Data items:
━━━━━━━━━━

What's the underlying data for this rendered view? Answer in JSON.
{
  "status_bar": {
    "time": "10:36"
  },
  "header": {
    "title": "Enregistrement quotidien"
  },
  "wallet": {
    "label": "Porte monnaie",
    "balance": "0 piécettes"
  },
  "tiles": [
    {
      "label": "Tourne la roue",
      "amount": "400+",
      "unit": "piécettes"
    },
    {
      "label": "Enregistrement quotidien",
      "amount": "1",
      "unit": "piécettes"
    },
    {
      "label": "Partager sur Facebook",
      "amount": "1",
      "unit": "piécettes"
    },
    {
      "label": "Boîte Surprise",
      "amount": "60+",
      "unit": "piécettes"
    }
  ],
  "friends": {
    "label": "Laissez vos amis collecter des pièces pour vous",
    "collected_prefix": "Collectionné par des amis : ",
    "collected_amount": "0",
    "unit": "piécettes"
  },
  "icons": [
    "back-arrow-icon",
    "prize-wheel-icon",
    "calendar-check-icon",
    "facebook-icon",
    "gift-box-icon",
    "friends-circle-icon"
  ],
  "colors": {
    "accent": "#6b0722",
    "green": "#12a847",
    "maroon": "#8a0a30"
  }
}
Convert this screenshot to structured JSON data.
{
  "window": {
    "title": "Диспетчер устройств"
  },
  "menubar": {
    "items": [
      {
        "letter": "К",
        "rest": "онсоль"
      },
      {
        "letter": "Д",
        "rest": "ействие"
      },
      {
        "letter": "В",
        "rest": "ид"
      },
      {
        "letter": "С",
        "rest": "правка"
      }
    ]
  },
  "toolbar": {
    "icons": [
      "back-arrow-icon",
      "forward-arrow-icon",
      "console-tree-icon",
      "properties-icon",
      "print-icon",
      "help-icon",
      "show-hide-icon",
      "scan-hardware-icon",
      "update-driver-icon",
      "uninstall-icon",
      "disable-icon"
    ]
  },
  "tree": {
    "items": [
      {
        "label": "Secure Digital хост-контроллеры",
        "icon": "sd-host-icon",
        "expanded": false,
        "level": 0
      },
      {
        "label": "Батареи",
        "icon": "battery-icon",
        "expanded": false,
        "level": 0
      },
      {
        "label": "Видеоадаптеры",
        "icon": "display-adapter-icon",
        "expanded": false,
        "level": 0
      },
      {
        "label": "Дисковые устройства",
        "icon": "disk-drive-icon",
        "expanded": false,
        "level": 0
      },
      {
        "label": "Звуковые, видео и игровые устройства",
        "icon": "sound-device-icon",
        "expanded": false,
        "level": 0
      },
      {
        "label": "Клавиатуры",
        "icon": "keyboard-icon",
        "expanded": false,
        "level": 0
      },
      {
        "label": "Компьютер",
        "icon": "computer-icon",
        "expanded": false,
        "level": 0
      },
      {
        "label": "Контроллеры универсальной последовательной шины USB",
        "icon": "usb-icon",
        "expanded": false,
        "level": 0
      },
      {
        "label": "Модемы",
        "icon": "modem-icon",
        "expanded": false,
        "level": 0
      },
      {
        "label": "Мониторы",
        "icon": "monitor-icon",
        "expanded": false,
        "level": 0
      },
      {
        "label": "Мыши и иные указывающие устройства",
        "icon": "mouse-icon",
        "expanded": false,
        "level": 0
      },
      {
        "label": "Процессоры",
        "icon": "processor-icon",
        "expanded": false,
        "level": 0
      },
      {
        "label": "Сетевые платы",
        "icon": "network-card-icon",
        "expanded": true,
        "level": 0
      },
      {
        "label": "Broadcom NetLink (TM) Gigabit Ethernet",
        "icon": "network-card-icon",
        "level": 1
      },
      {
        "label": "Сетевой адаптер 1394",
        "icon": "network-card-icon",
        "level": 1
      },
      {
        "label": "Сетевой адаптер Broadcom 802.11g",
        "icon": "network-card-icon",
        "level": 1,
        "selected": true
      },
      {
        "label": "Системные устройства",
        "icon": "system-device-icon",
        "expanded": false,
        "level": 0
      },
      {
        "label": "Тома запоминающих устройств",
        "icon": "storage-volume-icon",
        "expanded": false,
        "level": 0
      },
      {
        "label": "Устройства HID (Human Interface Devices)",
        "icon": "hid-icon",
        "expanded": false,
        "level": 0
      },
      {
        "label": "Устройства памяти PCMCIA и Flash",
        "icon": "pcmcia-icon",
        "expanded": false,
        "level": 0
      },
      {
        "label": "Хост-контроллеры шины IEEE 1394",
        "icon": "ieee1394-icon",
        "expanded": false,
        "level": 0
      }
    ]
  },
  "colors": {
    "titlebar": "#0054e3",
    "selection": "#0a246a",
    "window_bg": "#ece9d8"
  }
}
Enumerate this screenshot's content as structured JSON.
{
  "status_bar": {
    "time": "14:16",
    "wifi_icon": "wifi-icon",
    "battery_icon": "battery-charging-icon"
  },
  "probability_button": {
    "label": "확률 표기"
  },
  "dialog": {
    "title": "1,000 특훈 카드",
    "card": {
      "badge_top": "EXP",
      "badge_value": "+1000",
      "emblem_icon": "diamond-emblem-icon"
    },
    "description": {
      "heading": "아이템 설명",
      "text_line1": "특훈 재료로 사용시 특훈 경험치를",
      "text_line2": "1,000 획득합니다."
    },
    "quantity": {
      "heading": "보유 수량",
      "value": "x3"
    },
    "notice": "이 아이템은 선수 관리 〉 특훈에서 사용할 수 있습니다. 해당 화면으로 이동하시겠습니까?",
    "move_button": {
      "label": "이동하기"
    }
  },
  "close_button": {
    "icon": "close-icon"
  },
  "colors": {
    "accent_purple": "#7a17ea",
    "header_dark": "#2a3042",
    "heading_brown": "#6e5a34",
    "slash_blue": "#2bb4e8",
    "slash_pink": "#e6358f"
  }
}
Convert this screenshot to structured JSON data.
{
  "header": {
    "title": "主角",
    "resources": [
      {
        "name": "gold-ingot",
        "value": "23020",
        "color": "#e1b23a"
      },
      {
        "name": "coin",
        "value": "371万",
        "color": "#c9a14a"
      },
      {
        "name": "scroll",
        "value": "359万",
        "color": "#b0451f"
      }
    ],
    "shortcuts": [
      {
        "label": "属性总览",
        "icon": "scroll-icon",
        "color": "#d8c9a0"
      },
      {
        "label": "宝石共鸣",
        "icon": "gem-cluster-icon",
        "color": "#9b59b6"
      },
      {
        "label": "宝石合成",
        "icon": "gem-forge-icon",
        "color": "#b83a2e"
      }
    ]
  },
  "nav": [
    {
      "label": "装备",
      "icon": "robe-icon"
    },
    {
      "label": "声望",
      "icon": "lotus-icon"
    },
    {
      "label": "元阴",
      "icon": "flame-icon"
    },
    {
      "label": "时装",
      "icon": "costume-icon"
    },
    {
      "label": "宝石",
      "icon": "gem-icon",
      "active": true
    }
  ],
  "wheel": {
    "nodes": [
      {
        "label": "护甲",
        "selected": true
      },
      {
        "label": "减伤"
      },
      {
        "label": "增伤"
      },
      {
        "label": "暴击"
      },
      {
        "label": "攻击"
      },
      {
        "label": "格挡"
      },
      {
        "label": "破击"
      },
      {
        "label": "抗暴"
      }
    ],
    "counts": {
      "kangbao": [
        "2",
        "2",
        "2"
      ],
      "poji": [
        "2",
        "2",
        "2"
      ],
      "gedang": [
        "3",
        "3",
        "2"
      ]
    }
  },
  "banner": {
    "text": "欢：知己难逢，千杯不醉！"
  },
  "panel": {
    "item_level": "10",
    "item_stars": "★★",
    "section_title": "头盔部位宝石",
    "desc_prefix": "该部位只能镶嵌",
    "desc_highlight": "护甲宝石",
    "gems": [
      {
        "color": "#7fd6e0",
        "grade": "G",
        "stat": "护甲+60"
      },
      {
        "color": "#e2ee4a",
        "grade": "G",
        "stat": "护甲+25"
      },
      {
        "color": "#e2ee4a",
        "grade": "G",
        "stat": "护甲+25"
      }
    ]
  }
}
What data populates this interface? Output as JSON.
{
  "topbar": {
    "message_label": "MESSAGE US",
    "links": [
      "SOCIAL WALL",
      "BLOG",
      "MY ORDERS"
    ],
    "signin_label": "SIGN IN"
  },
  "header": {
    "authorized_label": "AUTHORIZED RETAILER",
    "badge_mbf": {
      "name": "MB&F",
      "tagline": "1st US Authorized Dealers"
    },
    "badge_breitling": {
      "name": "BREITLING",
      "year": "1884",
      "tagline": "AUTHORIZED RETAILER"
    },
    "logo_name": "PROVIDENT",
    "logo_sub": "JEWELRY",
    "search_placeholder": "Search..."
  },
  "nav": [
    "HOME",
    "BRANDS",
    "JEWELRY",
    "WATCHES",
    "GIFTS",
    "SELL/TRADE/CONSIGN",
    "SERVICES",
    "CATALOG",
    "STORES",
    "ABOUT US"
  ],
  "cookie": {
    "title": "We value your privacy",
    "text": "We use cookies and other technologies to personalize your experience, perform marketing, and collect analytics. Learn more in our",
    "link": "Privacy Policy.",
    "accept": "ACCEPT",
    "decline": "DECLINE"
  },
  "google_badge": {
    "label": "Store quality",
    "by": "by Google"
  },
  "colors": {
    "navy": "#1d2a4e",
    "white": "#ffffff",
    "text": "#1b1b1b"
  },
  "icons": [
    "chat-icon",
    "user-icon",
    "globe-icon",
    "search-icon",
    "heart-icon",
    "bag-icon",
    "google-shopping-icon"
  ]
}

━━━━━━━━━━

#### [EXERCISE DETAILS]
Show every line where the string "true" appears.

#### [TASK SOLUTION]
        "expanded": true,
        "selected": true
      "active": true
        "selected": true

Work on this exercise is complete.